SOAL DAN TUGAS
- a) Dalam teks tentang Tan Malaka, bidang apa saja yang disebut diliputi oleh karya-karyanya? Sebutkan semuanya.
- b) Kembalikan baris-baris entri tanpa perubahan, mulai dari awal entri hingga baris yang memuat "figure-toolbar: D bbox=[1, 95, 1122, 147]", kedua batas itu ikut disertakan.

KUTIPAN TEKS
+ + + +
Filsafat materialisme menganggap alam, benda dan realita nyata obyektif
sekeliling sebagai yang ada, yang pokok dan yang pertama.
Bagi Madilog (Materialisme, Dialektika, Logika) yang pokok dan pertama
adalah bukti, walau belum dapat diterangkan secara rasional dan logika tapi
jika fakta sebagai landasan ilmu bukti itu ada secara konkrit, sekalipun ilmu
pengetahuan secara rasional belum dapat menjelaskannya dan belum dapat menjawab
apa, mengapa dan bagaimana.
Semua karya Tan Malaka dan permasalahannya didasari oleh kondisi Indonesia.
Terutama rakyat Indonesia, situasi dan kondisi nusantara serta kebudayaan,
sejarah lalu diakhiri dengan bagaimana mengarahkan pemecahan masalahnya. Cara
tradisi nyata bangsa Indonesia dengan latar belakang sejarahnya bukanlah cara
berpikir yang teoritis dan untuk mencapai Republik Indonesia sudah dia cetuskan
sejak tahun 1925 lewat Naar de Republiek Indonesia.
Jika membaca karya-karya Tan Malaka yang meliputi semua bidang
kemasyarakatan, kenegaraan, politik, ekonomi, sosial, kebudayaan sampai
kemiliteran (Gerpolek-Gerilya-Politik dan Ekonomi, 1948), maka akan ditemukan
benang putih keilmiahan dan ke-Indonesia-an serta benang merah kemandirian,
sikap konsisten yang jelas dalam gagasan-gagasan serta perjuangannya.
Pahlawan
Peristiwa 3 Juli 1946 yang didahului dengan penangkapan dan penahanan Tan
Malaka bersama pimpinan Persatuan Perjuangan, di dalam penjara tanpa pernah
diadili selama dua setengah tahun. Setelah meletus pemberontakan FDR/PKI di
Madiun, September 1948 dengan pimpinan Musso dan Amir Syarifuddin, Tan Malaka
dikeluarkan begitu saja dari penjara akibat peristiwa itu.
Di luar, setelah mengevaluasi situasi yang amat parah bagi Republik
Indonesia akibat Perjanjian Linggajati 1947 dan Renville 1948, yang merupakan
buah dari hasil diplomasi Sutan Syahrir dan Perdana Menteri Amir Syarifuddin, Tan
Malaka merintis pembentukan Partai MURBA, 7 November 1948 di Yogyakarta.
Pada tahun 1949 tepatnya bulan Februari Tan Malaka hilang tak tentu
rimbanya, mati tak tentu kuburnya di tengah-tengah perjuangan bersama Gerilya
Pembela Proklamasi di Pethok, Kediri, Jawa Timur. Tapi akhirnya misteri
tersebut terungkap juga dari penuturan Harry A. Poeze, seorang Sejarawan
Belanda yang menyebutkan bahwa Tan Malaka ditembak mati pada tanggal 21
Februari 1949 atas perintah Letda Soekotjo dari Batalyon Sikatan, Divisi Brawijaya.
+ + + +
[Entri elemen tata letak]
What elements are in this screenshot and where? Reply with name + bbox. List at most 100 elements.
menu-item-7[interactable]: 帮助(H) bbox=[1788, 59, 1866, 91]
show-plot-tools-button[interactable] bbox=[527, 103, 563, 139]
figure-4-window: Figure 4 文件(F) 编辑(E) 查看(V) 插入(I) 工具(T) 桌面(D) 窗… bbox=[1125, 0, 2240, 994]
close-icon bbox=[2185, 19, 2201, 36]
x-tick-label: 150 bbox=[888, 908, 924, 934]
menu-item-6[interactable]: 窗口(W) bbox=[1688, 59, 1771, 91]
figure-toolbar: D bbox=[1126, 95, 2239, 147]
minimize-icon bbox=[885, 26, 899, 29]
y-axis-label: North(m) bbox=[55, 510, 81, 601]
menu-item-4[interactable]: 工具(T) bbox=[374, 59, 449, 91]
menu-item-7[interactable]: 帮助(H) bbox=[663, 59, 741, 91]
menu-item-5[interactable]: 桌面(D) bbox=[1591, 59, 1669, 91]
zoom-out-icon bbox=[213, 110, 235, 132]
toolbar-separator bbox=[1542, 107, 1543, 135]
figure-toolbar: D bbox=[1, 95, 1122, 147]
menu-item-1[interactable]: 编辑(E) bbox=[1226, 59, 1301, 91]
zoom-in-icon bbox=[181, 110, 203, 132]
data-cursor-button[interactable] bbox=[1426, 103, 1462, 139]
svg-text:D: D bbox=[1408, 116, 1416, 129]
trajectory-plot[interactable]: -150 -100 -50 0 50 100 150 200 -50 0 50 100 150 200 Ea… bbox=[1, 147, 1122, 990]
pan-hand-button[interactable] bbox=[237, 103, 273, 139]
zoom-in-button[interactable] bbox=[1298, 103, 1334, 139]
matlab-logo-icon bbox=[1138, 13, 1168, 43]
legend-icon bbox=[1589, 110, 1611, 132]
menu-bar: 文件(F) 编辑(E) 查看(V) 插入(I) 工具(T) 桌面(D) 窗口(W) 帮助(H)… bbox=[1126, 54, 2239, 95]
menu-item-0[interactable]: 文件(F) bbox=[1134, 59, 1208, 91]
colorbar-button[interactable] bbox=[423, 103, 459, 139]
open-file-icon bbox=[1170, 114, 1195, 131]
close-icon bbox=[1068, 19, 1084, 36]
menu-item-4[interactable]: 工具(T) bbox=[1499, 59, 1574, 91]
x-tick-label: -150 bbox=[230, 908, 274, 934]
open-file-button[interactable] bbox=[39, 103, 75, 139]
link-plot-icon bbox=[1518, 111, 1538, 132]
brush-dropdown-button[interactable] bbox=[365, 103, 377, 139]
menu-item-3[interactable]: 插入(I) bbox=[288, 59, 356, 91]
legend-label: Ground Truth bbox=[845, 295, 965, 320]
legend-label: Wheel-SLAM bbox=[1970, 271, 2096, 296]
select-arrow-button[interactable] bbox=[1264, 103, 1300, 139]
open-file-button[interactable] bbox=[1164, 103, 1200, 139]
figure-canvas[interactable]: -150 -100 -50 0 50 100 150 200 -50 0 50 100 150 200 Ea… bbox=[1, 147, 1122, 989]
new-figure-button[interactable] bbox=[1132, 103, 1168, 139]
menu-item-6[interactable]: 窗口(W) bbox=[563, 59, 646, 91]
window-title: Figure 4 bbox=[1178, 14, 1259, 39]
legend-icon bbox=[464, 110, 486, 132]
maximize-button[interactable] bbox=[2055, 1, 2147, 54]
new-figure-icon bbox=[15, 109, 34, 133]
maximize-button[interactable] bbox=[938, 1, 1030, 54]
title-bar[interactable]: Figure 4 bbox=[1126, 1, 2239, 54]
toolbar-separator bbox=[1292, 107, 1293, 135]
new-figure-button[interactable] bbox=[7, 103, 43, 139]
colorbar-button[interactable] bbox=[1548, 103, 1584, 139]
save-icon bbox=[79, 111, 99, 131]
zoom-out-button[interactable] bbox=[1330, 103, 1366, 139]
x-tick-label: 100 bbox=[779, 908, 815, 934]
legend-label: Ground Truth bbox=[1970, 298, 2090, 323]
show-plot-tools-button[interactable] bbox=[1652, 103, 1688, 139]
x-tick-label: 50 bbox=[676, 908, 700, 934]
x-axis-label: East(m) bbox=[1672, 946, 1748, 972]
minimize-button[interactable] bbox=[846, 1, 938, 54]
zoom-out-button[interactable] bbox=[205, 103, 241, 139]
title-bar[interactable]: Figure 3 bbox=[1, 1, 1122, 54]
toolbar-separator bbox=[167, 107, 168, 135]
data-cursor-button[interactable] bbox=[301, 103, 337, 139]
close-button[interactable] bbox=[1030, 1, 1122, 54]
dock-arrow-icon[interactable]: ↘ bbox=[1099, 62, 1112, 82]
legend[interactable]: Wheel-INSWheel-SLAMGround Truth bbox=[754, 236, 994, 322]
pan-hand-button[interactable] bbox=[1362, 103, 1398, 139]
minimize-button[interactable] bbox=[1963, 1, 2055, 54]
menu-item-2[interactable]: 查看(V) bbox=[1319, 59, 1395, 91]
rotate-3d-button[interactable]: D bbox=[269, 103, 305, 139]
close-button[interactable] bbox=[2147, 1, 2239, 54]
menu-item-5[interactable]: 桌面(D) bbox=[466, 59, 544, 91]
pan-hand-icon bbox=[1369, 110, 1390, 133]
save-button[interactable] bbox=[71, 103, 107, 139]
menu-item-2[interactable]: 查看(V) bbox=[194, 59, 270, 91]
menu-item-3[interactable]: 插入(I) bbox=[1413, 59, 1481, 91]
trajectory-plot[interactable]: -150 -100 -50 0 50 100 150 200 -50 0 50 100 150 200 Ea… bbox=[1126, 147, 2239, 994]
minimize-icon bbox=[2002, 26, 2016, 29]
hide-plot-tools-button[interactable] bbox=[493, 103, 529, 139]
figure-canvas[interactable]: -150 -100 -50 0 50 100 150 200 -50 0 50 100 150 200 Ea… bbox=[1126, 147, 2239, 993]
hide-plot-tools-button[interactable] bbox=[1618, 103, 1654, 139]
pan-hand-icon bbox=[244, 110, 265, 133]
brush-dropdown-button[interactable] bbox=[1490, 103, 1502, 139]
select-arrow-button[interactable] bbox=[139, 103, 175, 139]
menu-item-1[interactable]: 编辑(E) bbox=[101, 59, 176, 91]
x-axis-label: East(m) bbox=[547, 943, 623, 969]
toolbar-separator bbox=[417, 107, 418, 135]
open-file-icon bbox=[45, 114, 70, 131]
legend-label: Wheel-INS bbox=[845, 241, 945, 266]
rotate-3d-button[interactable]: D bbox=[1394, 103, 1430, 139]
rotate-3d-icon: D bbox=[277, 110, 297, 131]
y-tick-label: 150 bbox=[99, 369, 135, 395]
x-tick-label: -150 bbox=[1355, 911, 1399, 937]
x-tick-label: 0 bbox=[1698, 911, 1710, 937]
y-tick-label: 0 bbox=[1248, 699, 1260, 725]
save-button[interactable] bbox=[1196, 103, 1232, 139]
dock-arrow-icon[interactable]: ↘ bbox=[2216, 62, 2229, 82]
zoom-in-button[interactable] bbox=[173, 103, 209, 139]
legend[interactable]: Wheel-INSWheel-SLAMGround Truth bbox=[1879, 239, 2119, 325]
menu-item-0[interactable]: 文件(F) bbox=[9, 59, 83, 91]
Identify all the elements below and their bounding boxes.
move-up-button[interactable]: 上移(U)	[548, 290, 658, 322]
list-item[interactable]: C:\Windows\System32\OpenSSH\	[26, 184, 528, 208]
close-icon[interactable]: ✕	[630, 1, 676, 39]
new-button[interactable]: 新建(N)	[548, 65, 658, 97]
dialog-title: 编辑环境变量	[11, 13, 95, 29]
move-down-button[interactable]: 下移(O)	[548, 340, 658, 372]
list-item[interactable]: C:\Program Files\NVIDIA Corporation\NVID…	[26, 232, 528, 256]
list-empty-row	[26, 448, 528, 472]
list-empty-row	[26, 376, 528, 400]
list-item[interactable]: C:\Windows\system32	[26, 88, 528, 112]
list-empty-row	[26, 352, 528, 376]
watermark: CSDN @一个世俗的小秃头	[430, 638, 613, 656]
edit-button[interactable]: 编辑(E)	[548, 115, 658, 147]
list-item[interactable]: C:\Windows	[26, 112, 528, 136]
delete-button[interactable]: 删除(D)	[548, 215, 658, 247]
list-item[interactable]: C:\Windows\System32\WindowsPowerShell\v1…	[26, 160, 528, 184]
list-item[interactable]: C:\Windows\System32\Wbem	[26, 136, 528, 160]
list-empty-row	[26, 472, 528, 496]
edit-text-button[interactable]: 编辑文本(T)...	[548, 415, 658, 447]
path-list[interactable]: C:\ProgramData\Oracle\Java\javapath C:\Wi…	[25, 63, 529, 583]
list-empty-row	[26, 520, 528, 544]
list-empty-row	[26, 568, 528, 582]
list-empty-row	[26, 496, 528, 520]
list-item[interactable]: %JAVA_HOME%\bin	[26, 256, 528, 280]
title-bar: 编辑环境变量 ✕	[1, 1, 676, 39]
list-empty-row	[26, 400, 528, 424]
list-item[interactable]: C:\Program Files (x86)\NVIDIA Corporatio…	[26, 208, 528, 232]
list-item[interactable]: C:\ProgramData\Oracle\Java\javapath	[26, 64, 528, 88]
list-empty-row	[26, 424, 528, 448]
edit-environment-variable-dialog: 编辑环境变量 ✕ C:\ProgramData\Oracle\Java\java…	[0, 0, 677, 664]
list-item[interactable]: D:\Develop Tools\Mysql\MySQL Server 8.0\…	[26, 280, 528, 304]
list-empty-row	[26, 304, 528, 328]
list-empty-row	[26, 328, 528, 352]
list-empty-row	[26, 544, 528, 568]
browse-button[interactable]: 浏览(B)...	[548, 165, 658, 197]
+ + + +
HASIL TIAP TUGAS
- a) Kemasyarakatan, kenegaraan, politik, ekonomi, sosial, kebudayaan, dan kemiliteran.

- b)
What elements are in this screenshot and where? Reply with name + bbox. List at most 100 elements.
menu-item-7[interactable]: 帮助(H) bbox=[1788, 59, 1866, 91]
show-plot-tools-button[interactable] bbox=[527, 103, 563, 139]
figure-4-window: Figure 4 文件(F) 编辑(E) 查看(V) 插入(I) 工具(T) 桌面(D) 窗… bbox=[1125, 0, 2240, 994]
close-icon bbox=[2185, 19, 2201, 36]
x-tick-label: 150 bbox=[888, 908, 924, 934]
menu-item-6[interactable]: 窗口(W) bbox=[1688, 59, 1771, 91]
figure-toolbar: D bbox=[1126, 95, 2239, 147]
minimize-icon bbox=[885, 26, 899, 29]
y-axis-label: North(m) bbox=[55, 510, 81, 601]
menu-item-4[interactable]: 工具(T) bbox=[374, 59, 449, 91]
menu-item-7[interactable]: 帮助(H) bbox=[663, 59, 741, 91]
menu-item-5[interactable]: 桌面(D) bbox=[1591, 59, 1669, 91]
zoom-out-icon bbox=[213, 110, 235, 132]
toolbar-separator bbox=[1542, 107, 1543, 135]
figure-toolbar: D bbox=[1, 95, 1122, 147]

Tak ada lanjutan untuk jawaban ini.